Pull out every line below that contains the word "control".

Stored entries
+++
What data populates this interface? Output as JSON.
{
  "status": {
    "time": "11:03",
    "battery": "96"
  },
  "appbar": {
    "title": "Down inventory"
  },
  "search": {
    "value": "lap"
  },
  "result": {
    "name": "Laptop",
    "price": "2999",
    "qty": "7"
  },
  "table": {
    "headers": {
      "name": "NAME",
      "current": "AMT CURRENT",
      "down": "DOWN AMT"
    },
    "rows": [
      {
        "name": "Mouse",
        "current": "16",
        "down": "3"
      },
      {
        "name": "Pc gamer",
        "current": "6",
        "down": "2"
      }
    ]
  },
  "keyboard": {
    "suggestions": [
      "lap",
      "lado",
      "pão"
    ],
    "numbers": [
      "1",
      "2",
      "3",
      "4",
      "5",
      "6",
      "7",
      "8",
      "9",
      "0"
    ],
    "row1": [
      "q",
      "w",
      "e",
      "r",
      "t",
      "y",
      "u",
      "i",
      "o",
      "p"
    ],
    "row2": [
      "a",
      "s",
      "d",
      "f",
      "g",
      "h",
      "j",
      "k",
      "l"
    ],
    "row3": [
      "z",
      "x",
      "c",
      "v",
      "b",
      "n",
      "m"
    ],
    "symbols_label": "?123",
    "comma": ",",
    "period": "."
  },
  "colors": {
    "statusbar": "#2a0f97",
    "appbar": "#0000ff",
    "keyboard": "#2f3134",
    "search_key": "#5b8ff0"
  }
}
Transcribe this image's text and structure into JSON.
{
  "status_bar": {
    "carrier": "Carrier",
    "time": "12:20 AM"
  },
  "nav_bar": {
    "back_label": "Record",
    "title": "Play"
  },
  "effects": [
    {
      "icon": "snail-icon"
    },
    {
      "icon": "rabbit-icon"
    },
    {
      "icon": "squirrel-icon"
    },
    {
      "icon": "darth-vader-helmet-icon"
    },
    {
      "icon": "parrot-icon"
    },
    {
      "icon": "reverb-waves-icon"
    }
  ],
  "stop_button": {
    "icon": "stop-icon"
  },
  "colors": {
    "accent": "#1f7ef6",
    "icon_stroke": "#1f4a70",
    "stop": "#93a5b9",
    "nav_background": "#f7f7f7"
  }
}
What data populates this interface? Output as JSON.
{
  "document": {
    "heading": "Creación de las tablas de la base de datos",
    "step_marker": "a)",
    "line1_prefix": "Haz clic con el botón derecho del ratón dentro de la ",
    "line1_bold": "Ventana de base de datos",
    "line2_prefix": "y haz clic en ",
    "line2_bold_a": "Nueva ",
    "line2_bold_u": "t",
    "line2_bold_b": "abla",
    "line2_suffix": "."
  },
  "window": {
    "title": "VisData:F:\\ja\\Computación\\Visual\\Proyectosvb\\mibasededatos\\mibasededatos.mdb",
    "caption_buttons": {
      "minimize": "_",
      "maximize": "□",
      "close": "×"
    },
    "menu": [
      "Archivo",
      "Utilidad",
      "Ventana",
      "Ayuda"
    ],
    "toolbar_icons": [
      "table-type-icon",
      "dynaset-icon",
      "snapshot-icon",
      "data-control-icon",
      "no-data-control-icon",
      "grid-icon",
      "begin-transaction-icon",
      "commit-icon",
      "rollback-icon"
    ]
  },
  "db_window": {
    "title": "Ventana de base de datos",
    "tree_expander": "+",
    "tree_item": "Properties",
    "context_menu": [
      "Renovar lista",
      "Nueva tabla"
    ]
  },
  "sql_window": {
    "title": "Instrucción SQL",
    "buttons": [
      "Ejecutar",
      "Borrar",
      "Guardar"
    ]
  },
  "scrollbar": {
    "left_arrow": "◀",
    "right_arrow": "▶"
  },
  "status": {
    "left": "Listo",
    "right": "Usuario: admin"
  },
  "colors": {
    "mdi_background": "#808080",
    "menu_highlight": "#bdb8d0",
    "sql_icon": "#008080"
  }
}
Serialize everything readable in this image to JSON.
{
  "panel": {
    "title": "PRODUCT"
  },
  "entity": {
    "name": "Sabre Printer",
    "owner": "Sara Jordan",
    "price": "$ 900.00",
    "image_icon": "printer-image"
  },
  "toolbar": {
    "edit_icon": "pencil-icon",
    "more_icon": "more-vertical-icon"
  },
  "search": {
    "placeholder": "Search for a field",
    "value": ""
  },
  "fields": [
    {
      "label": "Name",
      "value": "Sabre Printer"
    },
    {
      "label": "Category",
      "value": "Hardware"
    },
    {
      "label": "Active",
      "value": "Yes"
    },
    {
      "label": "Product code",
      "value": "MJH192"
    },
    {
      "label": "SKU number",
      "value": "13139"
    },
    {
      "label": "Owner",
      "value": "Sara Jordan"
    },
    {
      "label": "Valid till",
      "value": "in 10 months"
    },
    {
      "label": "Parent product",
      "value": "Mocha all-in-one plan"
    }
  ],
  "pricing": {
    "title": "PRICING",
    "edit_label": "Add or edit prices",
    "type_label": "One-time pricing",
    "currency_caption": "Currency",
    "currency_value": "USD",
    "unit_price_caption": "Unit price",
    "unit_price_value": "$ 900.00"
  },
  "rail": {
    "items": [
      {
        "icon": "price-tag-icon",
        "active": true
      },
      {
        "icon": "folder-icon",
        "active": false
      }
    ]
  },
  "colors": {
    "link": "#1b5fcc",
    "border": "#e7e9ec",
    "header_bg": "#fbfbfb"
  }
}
+++
In response
      "data-control-icon",
      "no-data-control-icon",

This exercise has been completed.